*Material shown:*
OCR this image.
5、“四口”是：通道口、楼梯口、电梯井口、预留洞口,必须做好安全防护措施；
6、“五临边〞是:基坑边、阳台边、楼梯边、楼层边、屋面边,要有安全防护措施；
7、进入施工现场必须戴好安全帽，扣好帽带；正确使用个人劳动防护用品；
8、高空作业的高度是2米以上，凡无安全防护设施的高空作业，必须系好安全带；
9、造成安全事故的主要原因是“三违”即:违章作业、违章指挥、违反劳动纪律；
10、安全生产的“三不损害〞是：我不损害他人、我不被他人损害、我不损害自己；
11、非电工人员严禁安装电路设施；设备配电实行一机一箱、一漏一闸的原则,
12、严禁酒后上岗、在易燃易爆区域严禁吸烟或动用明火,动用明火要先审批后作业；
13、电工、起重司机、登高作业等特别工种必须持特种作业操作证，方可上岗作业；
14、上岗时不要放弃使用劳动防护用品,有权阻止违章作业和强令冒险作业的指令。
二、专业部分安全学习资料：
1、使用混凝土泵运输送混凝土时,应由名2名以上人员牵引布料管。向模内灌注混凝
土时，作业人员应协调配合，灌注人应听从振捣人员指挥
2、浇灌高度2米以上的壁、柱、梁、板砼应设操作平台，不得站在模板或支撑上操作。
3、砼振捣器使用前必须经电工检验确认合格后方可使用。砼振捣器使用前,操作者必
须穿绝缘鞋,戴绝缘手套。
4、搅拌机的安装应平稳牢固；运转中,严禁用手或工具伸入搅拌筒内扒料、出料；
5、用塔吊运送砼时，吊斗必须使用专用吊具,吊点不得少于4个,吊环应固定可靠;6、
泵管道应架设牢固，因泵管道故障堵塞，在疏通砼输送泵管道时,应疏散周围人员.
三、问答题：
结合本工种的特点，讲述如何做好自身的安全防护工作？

==

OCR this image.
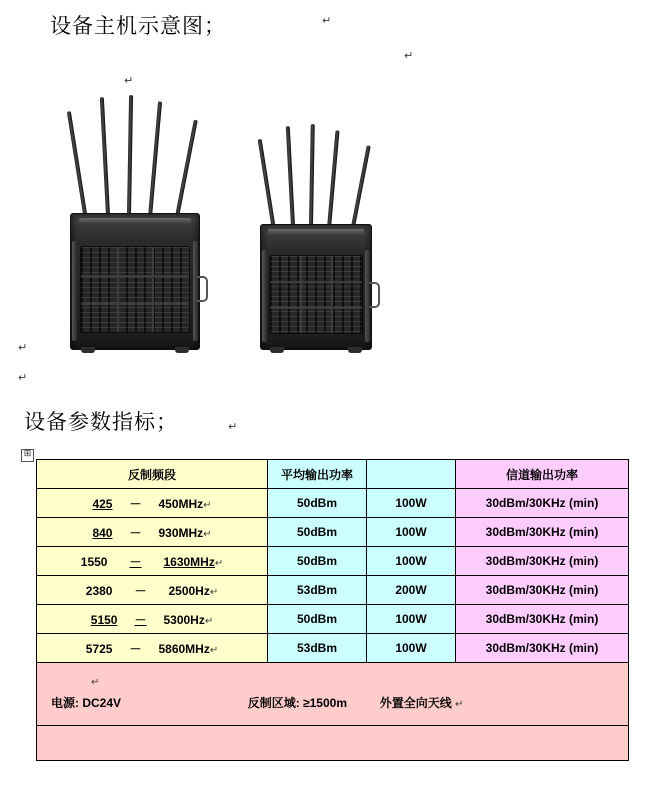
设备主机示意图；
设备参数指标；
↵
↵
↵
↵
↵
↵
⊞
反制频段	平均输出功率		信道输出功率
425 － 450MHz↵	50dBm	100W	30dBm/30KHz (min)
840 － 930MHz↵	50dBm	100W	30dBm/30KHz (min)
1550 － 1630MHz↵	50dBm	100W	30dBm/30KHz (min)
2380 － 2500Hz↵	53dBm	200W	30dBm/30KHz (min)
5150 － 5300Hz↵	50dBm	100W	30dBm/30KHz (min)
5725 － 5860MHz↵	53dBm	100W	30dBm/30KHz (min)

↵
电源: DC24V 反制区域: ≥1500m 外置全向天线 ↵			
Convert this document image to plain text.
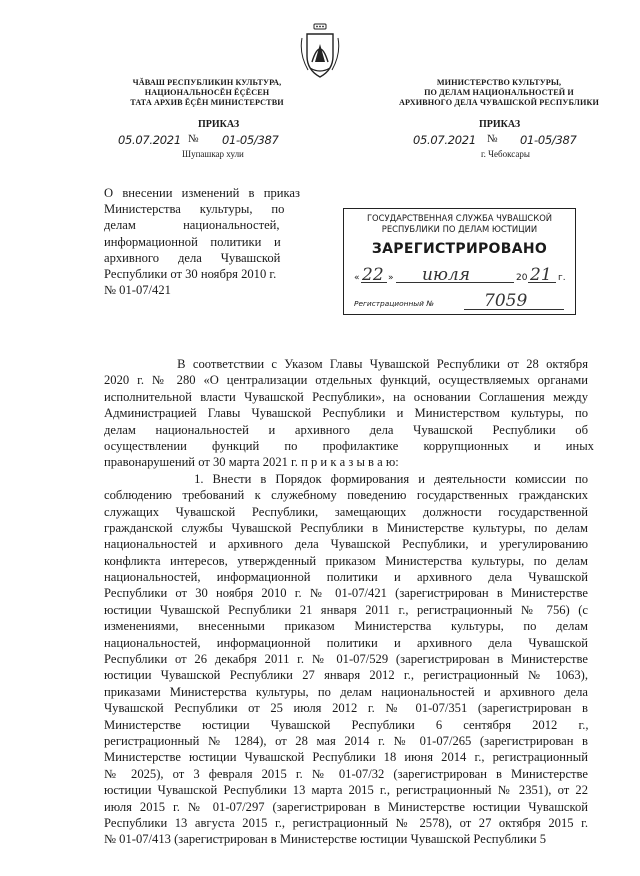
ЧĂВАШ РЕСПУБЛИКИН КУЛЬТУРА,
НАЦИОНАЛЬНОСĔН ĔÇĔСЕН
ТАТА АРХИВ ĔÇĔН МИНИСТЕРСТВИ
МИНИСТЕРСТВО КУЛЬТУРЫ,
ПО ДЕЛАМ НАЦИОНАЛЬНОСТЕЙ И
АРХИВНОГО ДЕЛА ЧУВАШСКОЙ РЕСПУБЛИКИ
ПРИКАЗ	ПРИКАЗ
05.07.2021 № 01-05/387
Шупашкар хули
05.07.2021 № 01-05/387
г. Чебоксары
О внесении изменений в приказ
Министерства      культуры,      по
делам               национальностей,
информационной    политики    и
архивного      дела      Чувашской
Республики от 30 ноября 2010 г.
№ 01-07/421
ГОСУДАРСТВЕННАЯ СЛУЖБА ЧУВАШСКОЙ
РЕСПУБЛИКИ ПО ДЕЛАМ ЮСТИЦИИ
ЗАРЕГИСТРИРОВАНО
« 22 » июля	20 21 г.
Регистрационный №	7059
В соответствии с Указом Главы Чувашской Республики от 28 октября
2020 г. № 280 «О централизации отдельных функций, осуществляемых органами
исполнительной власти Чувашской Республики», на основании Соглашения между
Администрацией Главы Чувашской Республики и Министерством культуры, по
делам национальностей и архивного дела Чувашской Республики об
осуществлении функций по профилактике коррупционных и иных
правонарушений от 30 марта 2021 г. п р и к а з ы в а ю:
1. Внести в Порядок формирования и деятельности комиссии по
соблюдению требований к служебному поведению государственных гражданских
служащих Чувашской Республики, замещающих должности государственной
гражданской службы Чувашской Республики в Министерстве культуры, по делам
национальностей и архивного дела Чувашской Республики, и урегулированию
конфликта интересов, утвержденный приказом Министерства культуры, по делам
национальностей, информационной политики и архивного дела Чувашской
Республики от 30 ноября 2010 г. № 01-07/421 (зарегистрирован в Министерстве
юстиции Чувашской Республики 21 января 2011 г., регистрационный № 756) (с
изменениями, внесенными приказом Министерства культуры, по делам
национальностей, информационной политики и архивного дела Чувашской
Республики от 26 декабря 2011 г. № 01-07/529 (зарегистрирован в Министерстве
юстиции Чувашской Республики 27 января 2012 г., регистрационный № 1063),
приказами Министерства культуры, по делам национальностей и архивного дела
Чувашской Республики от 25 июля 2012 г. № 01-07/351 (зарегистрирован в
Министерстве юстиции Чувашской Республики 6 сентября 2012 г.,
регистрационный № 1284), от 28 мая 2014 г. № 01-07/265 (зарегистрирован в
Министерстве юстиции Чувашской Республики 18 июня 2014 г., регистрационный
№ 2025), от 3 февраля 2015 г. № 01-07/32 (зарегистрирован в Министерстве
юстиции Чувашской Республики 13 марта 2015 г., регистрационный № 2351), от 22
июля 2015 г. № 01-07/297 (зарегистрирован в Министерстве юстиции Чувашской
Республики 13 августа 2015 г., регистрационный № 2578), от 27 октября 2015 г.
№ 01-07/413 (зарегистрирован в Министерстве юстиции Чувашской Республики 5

*Given exercise:* Look through the entries above; copy each line where the string "июля" appears.

*Exercise result:*
« 22 » июля	20 21 г.
Чувашской Республики от 25 июля 2012 г. № 01-07/351 (зарегистрирован в
июля 2015 г. № 01-07/297 (зарегистрирован в Министерстве юстиции Чувашской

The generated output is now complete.